Work to be completed: Copy every line of the data exactly, leaving nothing out.

=-=-=-=-=

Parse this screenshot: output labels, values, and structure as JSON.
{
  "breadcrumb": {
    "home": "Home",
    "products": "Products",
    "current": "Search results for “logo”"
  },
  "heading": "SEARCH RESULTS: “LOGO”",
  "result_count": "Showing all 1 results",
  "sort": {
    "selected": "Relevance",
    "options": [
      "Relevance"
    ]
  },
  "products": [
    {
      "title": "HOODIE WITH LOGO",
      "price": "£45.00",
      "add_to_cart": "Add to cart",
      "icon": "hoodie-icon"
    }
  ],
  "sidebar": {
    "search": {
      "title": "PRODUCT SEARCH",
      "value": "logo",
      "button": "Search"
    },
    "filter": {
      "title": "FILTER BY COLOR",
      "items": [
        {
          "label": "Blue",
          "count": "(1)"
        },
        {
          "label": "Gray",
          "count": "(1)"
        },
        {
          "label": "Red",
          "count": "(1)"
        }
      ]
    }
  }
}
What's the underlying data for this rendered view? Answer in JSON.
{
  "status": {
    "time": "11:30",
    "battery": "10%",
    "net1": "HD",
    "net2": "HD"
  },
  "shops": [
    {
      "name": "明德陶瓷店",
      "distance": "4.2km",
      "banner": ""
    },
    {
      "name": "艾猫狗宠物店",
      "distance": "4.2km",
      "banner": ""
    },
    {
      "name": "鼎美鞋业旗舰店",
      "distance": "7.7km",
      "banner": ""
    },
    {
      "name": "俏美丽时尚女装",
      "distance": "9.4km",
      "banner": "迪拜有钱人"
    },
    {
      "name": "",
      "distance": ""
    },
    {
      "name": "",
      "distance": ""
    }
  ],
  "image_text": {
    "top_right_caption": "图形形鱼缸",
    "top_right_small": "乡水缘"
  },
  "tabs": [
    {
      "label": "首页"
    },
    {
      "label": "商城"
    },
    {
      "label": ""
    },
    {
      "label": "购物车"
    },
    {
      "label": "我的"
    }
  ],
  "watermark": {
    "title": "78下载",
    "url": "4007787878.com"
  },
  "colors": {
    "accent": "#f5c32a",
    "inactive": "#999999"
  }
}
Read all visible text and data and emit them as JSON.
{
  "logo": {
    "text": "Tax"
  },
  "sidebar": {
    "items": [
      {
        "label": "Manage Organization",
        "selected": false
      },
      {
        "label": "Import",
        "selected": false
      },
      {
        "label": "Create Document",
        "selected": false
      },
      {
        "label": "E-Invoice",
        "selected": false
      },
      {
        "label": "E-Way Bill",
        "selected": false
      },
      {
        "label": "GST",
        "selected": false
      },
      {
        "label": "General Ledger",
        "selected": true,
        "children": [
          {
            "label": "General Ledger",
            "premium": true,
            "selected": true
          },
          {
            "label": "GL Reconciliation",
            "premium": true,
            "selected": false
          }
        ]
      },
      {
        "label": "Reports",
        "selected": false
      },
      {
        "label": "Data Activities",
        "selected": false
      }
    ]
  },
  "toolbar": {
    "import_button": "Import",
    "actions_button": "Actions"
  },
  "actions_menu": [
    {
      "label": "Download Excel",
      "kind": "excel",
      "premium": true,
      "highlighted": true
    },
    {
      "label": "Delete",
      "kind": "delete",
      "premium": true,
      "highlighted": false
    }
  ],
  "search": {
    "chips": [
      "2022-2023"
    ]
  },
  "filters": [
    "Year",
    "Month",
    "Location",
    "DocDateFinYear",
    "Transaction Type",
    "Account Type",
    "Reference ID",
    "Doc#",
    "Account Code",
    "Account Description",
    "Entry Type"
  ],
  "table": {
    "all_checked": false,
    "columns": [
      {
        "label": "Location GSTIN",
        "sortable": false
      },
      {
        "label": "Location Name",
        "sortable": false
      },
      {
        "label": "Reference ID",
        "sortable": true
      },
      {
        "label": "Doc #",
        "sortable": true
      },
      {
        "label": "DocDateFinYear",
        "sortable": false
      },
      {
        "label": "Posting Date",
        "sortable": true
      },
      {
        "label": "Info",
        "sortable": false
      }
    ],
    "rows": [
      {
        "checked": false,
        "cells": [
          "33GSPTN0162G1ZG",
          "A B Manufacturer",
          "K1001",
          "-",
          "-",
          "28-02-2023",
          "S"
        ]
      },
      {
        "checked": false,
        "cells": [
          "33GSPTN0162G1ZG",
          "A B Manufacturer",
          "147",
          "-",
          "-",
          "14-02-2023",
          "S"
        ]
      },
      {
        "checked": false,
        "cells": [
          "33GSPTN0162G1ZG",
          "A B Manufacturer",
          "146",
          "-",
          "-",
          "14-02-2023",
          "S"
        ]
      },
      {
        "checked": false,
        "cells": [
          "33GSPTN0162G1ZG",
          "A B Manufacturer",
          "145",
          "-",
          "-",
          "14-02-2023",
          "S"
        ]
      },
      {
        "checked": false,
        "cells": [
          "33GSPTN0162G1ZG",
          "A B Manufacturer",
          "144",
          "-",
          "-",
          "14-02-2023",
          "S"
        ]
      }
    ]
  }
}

=-=-=-=-=

Output of the task:
Parse this screenshot: output labels, values, and structure as JSON.
{
  "breadcrumb": {
    "home": "Home",
    "products": "Products",
    "current": "Search results for “logo”"
  },
  "heading": "SEARCH RESULTS: “LOGO”",
  "result_count": "Showing all 1 results",
  "sort": {
    "selected": "Relevance",
    "options": [
      "Relevance"
    ]
  },
  "products": [
    {
      "title": "HOODIE WITH LOGO",
      "price": "£45.00",
      "add_to_cart": "Add to cart",
      "icon": "hoodie-icon"
    }
  ],
  "sidebar": {
    "search": {
      "title": "PRODUCT SEARCH",
      "value": "logo",
      "button": "Search"
    },
    "filter": {
      "title": "FILTER BY COLOR",
      "items": [
        {
          "label": "Blue",
          "count": "(1)"
        },
        {
          "label": "Gray",
          "count": "(1)"
        },
        {
          "label": "Red",
          "count": "(1)"
        }
      ]
    }
  }
}
What's the underlying data for this rendered view? Answer in JSON.
{
  "status": {
    "time": "11:30",
    "battery": "10%",
    "net1": "HD",
    "net2": "HD"
  },
  "shops": [
    {
      "name": "明德陶瓷店",
      "distance": "4.2km",
      "banner": ""
    },
    {
      "name": "艾猫狗宠物店",
      "distance": "4.2km",
      "banner": ""
    },
    {
      "name": "鼎美鞋业旗舰店",
      "distance": "7.7km",
      "banner": ""
    },
    {
      "name": "俏美丽时尚女装",
      "distance": "9.4km",
      "banner": "迪拜有钱人"
    },
    {
      "name": "",
      "distance": ""
    },
    {
      "name": "",
      "distance": ""
    }
  ],
  "image_text": {
    "top_right_caption": "图形形鱼缸",
    "top_right_small": "乡水缘"
  },
  "tabs": [
    {
      "label": "首页"
    },
    {
      "label": "商城"
    },
    {
      "label": ""
    },
    {
      "label": "购物车"
    },
    {
      "label": "我的"
    }
  ],
  "watermark": {
    "title": "78下载",
    "url": "4007787878.com"
  },
  "colors": {
    "accent": "#f5c32a",
    "inactive": "#999999"
  }
}
Read all visible text and data and emit them as JSON.
{
  "logo": {
    "text": "Tax"
  },
  "sidebar": {
    "items": [
      {
        "label": "Manage Organization",
        "selected": false
      },
      {
        "label": "Import",
        "selected": false
      },
      {
        "label": "Create Document",
        "selected": false
      },
      {
        "label": "E-Invoice",
        "selected": false
      },
      {
        "label": "E-Way Bill",
        "selected": false
      },
      {
        "label": "GST",
        "selected": false
      },
      {
        "label": "General Ledger",
        "selected": true,
        "children": [
          {
            "label": "General Ledger",
            "premium": true,
            "selected": true
          },
          {
            "label": "GL Reconciliation",
            "premium": true,
            "selected": false
          }
        ]
      },
      {
        "label": "Reports",
        "selected": false
      },
      {
        "label": "Data Activities",
        "selected": false
      }
    ]
  },
  "toolbar": {
    "import_button": "Import",
    "actions_button": "Actions"
  },
  "actions_menu": [
    {
      "label": "Download Excel",
      "kind": "excel",
      "premium": true,
      "highlighted": true
    },
    {
      "label": "Delete",
      "kind": "delete",
      "premium": true,
      "highlighted": false
    }
  ],
  "search": {
    "chips": [
      "2022-2023"
    ]
  },
  "filters": [
    "Year",
    "Month",
    "Location",
    "DocDateFinYear",
    "Transaction Type",
    "Account Type",
    "Reference ID",
    "Doc#",
    "Account Code",
    "Account Description",
    "Entry Type"
  ],
  "table": {
    "all_checked": false,
    "columns": [
      {
        "label": "Location GSTIN",
        "sortable": false
      },
      {
        "label": "Location Name",
        "sortable": false
      },
      {
        "label": "Reference ID",
        "sortable": true
      },
      {
        "label": "Doc #",
        "sortable": true
      },
      {
        "label": "DocDateFinYear",
        "sortable": false
      },
      {
        "label": "Posting Date",
        "sortable": true
      },
      {
        "label": "Info",
        "sortable": false
      }
    ],
    "rows": [
      {
        "checked": false,
        "cells": [
          "33GSPTN0162G1ZG",
          "A B Manufacturer",
          "K1001",
          "-",
          "-",
          "28-02-2023",
          "S"
        ]
      },
      {
        "checked": false,
        "cells": [
          "33GSPTN0162G1ZG",
          "A B Manufacturer",
          "147",
          "-",
          "-",
          "14-02-2023",
          "S"
        ]
      },
      {
        "checked": false,
        "cells": [
          "33GSPTN0162G1ZG",
          "A B Manufacturer",
          "146",
          "-",
          "-",
          "14-02-2023",
          "S"
        ]
      },
      {
        "checked": false,
        "cells": [
          "33GSPTN0162G1ZG",
          "A B Manufacturer",
          "145",
          "-",
          "-",
          "14-02-2023",
          "S"
        ]
      },
      {
        "checked": false,
        "cells": [
          "33GSPTN0162G1ZG",
          "A B Manufacturer",
          "144",
          "-",
          "-",
          "14-02-2023",
          "S"
        ]
      }
    ]
  }
}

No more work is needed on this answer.